Given instruction:
Look below and pull out each line with the word "prefix".

Extracted entries:
-- -- --

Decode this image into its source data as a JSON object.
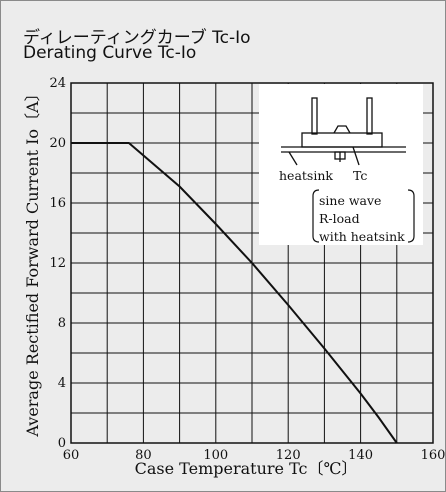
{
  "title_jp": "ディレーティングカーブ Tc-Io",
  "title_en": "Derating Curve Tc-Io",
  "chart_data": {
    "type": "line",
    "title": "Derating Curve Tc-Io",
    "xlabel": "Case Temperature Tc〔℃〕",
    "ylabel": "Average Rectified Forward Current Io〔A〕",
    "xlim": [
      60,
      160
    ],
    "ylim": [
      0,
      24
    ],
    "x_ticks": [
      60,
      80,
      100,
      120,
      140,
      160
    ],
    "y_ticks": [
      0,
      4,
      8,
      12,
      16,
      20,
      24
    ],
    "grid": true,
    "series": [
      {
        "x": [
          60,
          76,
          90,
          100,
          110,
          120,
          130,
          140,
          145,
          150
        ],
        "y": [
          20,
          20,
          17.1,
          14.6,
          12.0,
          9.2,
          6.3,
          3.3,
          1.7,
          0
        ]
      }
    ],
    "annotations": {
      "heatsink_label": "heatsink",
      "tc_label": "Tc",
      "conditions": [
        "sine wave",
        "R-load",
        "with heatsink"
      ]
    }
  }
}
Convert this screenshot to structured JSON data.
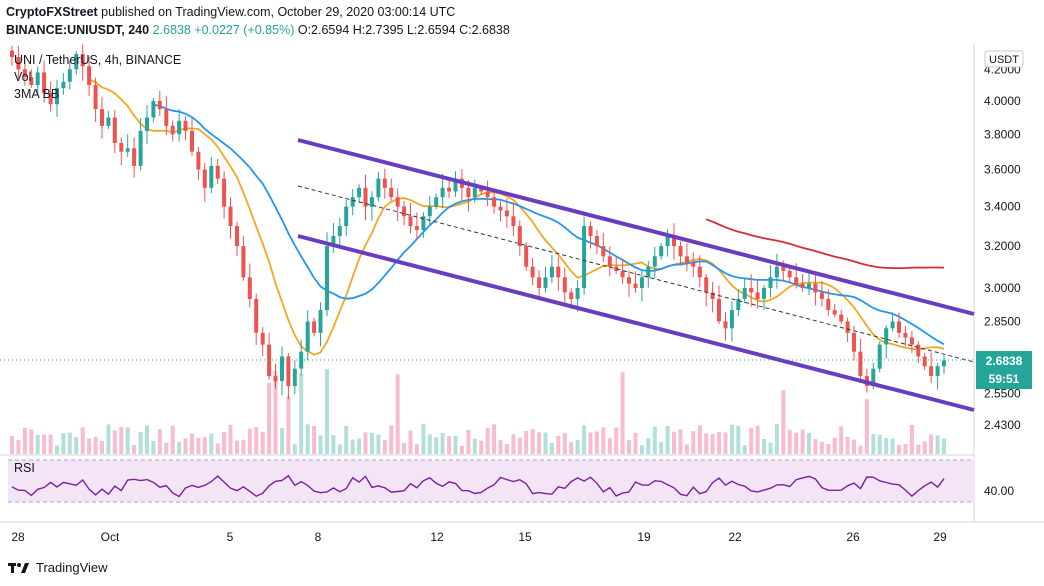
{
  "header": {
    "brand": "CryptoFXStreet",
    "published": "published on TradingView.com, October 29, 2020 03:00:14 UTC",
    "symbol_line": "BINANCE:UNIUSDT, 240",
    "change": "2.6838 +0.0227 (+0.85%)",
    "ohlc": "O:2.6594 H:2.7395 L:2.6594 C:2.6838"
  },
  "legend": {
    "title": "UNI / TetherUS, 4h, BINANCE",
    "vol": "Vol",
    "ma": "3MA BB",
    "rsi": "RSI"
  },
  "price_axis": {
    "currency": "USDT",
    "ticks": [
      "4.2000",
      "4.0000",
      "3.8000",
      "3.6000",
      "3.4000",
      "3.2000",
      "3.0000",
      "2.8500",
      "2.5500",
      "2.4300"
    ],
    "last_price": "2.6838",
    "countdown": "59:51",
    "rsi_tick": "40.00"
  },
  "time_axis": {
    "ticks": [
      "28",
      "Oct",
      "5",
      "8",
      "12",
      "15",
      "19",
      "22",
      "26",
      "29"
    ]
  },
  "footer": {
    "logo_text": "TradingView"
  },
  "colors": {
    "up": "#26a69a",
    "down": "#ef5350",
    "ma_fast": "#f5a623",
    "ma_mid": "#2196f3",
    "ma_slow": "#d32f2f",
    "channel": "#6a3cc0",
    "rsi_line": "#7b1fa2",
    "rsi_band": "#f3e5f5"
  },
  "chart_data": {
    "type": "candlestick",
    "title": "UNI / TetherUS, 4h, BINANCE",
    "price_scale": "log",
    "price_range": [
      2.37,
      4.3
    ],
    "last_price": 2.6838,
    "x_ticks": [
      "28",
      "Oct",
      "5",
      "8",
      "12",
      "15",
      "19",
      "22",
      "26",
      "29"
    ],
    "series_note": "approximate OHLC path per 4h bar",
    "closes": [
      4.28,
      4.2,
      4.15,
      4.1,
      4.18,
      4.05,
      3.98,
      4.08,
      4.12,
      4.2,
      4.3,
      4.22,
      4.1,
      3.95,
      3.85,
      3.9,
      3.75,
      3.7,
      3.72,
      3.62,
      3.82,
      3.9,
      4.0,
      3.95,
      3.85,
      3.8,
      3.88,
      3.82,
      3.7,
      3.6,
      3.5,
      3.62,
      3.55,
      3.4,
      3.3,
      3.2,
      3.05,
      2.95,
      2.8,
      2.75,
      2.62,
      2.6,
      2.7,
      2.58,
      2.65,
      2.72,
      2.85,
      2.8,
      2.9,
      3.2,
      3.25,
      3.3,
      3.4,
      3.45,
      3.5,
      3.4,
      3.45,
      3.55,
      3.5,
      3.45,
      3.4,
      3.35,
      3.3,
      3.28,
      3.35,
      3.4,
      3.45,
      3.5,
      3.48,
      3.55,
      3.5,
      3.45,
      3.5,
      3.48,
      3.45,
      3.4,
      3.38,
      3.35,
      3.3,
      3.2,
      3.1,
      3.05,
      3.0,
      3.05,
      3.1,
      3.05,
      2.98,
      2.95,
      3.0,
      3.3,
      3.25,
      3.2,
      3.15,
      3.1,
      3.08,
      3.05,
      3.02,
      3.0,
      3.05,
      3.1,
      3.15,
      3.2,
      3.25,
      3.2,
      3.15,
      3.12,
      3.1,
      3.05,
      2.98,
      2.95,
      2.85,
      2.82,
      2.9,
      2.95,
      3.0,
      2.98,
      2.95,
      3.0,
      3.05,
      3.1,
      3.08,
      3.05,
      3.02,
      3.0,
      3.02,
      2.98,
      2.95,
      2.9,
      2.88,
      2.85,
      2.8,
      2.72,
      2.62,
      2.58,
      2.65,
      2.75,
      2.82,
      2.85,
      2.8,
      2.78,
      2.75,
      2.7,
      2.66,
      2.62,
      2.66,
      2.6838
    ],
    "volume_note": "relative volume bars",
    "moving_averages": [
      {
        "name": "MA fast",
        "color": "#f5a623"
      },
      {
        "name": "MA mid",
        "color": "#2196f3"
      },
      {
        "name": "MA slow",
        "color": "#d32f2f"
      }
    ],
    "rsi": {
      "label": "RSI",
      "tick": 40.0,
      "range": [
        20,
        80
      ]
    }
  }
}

-- -- --

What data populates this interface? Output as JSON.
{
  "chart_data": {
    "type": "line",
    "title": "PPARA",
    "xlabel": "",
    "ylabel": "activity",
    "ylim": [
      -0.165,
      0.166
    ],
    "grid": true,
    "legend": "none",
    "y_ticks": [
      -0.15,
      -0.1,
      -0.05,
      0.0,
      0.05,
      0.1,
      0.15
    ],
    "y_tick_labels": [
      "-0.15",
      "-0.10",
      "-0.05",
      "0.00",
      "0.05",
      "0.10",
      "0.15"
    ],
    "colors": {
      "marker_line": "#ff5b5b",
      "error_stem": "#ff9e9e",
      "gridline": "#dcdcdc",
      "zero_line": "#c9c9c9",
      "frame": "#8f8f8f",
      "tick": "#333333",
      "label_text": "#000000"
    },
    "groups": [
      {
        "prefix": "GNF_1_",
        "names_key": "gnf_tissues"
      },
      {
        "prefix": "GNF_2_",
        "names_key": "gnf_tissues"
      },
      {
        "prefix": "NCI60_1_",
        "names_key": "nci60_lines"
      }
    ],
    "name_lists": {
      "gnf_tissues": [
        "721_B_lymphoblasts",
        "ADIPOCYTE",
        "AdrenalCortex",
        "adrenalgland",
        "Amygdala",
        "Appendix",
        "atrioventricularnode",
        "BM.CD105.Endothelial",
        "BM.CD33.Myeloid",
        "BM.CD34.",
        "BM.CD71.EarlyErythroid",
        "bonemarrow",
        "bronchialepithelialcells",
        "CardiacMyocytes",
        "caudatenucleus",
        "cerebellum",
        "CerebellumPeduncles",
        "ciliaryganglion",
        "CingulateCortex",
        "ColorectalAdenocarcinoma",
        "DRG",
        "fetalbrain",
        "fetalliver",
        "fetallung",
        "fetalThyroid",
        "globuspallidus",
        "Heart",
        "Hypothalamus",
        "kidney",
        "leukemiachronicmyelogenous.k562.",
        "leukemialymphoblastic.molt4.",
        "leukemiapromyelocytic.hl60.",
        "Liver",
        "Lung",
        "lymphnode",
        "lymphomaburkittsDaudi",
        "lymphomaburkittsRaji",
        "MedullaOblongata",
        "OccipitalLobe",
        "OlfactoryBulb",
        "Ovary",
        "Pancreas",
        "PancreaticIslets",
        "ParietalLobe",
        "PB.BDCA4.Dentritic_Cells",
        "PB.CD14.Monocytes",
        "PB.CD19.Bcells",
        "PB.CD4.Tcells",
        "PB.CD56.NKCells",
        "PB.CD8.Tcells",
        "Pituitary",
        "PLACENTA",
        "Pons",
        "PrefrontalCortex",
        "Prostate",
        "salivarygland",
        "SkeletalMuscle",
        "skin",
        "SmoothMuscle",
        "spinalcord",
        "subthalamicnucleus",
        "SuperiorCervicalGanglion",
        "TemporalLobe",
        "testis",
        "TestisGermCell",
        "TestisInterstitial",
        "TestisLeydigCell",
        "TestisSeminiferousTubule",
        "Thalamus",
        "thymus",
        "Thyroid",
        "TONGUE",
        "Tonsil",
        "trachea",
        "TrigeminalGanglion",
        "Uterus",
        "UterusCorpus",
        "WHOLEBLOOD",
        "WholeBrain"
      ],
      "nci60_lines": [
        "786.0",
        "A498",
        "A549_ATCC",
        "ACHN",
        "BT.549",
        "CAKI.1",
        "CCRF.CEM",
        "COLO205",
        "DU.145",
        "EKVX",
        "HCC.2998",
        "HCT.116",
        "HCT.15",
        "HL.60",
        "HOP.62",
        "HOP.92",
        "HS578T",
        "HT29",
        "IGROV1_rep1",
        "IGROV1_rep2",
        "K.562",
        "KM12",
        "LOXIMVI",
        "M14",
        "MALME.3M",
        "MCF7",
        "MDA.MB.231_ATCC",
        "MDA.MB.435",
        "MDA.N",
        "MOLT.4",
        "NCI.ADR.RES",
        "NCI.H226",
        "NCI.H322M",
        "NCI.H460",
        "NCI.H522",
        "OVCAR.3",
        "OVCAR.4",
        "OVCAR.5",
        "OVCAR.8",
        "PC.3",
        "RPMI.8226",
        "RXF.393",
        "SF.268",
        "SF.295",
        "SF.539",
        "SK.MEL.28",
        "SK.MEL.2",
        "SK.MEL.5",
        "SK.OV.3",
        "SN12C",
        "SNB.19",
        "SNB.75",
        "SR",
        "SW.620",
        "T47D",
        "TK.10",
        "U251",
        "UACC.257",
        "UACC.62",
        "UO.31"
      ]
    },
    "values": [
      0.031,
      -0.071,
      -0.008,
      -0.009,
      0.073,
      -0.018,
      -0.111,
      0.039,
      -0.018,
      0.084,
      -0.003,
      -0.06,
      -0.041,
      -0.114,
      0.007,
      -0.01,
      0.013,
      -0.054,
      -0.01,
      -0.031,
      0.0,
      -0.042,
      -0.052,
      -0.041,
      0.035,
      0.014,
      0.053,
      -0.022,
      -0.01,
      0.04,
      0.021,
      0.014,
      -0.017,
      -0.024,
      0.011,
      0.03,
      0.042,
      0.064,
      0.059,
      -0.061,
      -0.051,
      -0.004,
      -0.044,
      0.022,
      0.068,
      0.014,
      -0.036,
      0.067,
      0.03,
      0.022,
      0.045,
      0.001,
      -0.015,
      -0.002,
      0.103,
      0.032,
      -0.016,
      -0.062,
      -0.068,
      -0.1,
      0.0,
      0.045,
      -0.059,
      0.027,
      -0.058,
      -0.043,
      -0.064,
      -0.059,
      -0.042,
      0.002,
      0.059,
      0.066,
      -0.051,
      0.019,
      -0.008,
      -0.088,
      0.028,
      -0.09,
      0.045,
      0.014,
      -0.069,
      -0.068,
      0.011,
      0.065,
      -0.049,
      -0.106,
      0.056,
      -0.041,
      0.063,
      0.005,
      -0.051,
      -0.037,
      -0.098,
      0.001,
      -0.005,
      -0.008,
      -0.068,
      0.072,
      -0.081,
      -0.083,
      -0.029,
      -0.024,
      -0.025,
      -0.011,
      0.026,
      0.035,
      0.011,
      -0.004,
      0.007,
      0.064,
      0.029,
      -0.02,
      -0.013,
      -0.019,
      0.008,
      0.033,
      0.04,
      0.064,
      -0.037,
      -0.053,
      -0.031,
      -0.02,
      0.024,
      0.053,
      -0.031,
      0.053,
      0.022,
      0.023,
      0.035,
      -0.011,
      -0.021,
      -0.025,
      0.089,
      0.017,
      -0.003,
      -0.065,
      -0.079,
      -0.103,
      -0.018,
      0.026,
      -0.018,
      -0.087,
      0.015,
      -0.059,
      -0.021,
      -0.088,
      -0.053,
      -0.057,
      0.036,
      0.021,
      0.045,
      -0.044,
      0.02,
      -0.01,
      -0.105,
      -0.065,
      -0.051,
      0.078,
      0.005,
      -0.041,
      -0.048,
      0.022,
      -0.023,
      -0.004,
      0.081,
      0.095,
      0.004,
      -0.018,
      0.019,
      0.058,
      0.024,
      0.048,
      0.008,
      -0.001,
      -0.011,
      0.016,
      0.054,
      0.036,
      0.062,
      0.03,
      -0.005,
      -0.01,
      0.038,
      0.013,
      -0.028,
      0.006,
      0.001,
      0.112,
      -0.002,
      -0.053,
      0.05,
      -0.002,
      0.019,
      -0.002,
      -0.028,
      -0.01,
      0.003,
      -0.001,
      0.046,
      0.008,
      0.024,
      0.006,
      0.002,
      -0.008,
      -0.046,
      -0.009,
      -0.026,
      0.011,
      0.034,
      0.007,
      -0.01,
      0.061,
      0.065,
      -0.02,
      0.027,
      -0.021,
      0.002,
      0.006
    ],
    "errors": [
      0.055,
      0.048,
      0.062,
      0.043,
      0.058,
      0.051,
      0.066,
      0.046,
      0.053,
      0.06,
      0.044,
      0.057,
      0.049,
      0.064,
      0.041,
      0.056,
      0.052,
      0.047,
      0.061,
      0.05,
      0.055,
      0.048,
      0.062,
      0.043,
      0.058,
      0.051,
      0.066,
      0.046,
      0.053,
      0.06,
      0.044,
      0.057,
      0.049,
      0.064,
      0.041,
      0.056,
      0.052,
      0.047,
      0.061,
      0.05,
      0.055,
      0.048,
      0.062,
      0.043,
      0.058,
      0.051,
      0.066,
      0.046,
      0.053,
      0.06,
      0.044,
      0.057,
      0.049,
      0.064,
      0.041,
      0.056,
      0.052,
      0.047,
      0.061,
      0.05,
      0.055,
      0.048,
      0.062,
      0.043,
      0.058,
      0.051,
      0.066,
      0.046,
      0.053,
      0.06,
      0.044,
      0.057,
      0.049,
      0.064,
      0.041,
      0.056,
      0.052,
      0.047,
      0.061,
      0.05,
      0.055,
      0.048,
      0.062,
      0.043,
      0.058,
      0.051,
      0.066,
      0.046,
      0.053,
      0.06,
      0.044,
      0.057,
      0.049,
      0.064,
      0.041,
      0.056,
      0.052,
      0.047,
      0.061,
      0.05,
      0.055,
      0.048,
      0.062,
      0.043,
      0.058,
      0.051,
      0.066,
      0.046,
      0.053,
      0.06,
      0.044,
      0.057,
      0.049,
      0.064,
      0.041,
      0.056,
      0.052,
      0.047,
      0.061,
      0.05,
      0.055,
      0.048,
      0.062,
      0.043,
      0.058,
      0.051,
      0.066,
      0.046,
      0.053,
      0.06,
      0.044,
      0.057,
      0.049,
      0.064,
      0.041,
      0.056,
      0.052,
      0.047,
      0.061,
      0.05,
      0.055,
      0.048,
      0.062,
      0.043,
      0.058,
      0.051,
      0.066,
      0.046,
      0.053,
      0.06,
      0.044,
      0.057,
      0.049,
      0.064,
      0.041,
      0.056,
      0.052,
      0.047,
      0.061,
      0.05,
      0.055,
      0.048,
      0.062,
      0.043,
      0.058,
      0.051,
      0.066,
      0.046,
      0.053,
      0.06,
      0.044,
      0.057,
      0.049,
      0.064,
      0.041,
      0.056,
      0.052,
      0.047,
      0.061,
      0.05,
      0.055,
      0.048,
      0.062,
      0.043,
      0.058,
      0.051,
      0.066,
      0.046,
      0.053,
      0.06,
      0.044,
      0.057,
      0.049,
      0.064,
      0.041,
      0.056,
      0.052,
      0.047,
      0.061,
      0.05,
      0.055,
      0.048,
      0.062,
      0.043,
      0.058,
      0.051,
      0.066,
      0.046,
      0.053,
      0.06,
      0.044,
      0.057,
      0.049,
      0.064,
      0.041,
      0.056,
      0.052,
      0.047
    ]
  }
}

-- -- --

Answer to the problem:
        "prefix": "GNF_1_",
        "prefix": "GNF_2_",
        "prefix": "NCI60_1_",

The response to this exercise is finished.